Written task: Go through the listing and copy each line with the string "当哲学充分尊重与运用自然科学成果的时候".

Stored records

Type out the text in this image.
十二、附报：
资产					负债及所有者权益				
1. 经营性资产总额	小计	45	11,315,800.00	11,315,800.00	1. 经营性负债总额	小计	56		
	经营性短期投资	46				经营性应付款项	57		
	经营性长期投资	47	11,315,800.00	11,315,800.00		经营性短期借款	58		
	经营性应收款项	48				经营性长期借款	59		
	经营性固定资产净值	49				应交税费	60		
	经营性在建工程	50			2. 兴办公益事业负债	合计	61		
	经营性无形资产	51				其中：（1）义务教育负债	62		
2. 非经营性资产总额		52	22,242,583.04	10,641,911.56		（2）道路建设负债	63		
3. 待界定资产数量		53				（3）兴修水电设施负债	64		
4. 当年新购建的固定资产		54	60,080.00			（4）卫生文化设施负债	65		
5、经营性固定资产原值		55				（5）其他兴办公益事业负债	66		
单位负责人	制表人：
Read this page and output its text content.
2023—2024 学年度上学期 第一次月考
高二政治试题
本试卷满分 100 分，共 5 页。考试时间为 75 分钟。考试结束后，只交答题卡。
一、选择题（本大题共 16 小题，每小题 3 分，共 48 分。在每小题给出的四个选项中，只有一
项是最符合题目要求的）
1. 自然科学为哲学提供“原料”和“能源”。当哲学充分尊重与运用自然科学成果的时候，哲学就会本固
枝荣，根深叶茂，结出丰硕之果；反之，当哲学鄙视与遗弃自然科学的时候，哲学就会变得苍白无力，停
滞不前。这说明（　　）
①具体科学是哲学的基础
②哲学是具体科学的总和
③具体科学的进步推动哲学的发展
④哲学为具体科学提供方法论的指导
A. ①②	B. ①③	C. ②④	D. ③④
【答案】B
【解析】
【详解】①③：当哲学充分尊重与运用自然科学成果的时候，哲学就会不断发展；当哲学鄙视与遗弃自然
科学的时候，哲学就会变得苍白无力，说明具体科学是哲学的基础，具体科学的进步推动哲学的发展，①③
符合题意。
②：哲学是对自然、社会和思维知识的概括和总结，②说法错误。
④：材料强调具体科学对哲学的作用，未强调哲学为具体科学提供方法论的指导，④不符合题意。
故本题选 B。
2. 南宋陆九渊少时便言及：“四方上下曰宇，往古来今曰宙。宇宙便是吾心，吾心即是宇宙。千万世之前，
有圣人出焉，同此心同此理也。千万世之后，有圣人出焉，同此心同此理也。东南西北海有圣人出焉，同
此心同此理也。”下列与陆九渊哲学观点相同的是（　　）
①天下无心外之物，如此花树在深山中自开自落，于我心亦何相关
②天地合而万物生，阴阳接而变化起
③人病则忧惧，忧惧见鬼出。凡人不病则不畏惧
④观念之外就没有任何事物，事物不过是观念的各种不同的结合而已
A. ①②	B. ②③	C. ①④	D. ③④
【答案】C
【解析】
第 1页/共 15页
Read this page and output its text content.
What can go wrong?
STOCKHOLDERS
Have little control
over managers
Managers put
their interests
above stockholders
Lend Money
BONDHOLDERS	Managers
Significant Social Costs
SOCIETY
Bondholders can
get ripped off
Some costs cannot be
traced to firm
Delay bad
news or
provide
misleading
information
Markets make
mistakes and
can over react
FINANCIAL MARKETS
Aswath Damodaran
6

Output:
1. 自然科学为哲学提供“原料”和“能源”。当哲学充分尊重与运用自然科学成果的时候，哲学就会本固
【详解】①③：当哲学充分尊重与运用自然科学成果的时候，哲学就会不断发展；当哲学鄙视与遗弃自然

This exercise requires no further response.